» REQUIREMENTS
Your task is to copy every line of the entries that contains "title".

Saved entries:
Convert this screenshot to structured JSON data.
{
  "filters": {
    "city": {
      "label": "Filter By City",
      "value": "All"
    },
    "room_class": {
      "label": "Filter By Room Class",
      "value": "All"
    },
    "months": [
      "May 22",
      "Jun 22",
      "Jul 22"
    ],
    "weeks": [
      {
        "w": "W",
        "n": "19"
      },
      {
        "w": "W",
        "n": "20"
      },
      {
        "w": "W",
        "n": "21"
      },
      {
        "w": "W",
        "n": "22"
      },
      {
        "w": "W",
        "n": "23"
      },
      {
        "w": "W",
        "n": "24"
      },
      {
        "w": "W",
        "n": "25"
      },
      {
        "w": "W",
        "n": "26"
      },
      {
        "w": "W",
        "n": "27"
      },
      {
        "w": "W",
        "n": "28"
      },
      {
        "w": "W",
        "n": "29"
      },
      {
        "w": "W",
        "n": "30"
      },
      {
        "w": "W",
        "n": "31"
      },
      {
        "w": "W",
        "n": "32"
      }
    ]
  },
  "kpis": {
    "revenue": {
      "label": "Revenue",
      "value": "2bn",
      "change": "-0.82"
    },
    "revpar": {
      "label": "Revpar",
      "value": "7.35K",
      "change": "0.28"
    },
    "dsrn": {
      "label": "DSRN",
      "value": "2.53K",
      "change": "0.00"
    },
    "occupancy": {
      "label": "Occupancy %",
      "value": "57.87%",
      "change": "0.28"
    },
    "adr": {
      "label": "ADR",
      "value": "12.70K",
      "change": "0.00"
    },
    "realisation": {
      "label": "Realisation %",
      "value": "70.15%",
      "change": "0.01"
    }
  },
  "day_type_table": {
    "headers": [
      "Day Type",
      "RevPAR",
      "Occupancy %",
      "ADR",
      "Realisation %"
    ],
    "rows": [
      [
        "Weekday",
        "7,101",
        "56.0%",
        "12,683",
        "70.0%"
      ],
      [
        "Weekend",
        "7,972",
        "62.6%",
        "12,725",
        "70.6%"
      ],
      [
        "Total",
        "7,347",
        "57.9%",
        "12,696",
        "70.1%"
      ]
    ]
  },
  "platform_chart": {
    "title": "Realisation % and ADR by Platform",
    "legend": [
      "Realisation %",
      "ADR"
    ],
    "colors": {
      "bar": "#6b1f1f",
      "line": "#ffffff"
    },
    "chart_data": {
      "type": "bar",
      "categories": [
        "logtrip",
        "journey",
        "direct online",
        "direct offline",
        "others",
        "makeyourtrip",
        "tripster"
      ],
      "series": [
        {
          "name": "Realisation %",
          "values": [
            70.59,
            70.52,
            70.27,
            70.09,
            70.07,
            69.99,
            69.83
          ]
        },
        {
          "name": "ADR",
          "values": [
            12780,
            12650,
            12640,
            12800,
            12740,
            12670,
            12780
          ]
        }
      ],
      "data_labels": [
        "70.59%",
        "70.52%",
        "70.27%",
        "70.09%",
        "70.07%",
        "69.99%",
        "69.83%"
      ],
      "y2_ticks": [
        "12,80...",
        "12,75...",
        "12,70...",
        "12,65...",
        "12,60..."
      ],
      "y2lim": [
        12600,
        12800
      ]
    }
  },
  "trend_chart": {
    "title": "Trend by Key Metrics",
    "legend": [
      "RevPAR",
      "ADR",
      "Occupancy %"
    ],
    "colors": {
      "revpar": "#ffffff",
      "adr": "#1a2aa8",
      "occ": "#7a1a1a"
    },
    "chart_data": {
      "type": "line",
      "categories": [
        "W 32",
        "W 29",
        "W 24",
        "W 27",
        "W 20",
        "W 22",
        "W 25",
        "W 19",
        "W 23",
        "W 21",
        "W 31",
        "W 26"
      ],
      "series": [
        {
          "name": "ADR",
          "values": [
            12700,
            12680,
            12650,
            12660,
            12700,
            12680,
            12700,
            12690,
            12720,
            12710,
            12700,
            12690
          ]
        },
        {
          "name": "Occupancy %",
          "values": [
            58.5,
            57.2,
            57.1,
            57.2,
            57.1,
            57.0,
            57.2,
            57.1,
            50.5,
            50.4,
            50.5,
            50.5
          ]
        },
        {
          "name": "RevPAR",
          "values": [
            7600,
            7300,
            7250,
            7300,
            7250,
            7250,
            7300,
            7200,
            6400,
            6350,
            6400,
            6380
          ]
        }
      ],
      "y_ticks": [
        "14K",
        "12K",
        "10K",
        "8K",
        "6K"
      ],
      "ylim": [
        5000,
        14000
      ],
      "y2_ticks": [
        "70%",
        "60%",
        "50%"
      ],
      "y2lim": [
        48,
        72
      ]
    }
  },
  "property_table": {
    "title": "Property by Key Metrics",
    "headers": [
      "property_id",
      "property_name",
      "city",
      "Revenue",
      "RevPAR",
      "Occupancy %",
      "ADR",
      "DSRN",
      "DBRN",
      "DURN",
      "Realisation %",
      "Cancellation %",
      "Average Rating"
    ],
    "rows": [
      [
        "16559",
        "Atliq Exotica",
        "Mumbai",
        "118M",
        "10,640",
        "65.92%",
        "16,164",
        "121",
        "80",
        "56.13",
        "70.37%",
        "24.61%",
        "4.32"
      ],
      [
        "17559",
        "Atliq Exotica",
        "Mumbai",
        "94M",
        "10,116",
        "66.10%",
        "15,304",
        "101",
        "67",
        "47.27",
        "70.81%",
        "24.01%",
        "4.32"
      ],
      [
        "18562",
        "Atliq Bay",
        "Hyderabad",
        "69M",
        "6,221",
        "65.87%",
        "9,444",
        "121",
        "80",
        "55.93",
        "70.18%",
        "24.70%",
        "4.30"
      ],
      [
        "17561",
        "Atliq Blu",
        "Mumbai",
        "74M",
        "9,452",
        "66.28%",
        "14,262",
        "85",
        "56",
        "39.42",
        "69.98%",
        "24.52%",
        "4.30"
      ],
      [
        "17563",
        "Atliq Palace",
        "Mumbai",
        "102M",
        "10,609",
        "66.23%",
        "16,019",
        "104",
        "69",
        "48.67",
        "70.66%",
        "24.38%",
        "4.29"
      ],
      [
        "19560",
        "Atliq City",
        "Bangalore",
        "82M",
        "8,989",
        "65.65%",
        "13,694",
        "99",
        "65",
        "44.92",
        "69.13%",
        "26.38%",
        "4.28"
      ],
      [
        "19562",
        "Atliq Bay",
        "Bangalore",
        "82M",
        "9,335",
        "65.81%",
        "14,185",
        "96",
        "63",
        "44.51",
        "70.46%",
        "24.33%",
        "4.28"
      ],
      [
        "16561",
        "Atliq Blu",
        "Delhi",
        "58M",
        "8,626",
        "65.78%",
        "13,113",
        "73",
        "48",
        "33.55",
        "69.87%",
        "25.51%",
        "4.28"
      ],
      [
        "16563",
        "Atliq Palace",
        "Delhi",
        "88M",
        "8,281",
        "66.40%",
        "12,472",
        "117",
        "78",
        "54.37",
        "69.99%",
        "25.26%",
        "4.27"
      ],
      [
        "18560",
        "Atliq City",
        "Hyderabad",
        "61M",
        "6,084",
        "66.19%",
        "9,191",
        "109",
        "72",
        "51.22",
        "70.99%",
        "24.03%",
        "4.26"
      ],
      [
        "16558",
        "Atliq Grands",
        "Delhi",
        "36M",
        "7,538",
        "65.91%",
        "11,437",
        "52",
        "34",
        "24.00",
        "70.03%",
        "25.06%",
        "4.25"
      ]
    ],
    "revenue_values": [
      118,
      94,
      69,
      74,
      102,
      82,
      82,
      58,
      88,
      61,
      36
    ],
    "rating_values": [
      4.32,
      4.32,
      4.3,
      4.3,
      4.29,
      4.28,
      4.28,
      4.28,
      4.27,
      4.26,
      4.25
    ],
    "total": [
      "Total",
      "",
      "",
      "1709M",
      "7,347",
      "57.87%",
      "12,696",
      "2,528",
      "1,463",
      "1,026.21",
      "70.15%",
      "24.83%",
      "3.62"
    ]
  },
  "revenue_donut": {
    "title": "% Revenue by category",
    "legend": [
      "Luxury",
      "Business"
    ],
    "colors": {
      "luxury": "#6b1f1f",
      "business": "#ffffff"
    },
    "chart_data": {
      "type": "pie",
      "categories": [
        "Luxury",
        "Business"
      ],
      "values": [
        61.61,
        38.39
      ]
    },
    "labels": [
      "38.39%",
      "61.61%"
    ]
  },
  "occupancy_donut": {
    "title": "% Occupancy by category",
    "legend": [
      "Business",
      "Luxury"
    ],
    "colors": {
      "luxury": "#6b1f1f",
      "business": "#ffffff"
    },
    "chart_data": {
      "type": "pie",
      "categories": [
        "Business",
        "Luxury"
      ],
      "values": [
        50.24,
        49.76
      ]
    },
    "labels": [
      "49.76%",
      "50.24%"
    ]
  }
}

» FULL SOLUTION
    "title": "Realisation % and ADR by Platform",
    "title": "Trend by Key Metrics",
    "title": "Property by Key Metrics",
    "title": "% Revenue by category",
    "title": "% Occupancy by category",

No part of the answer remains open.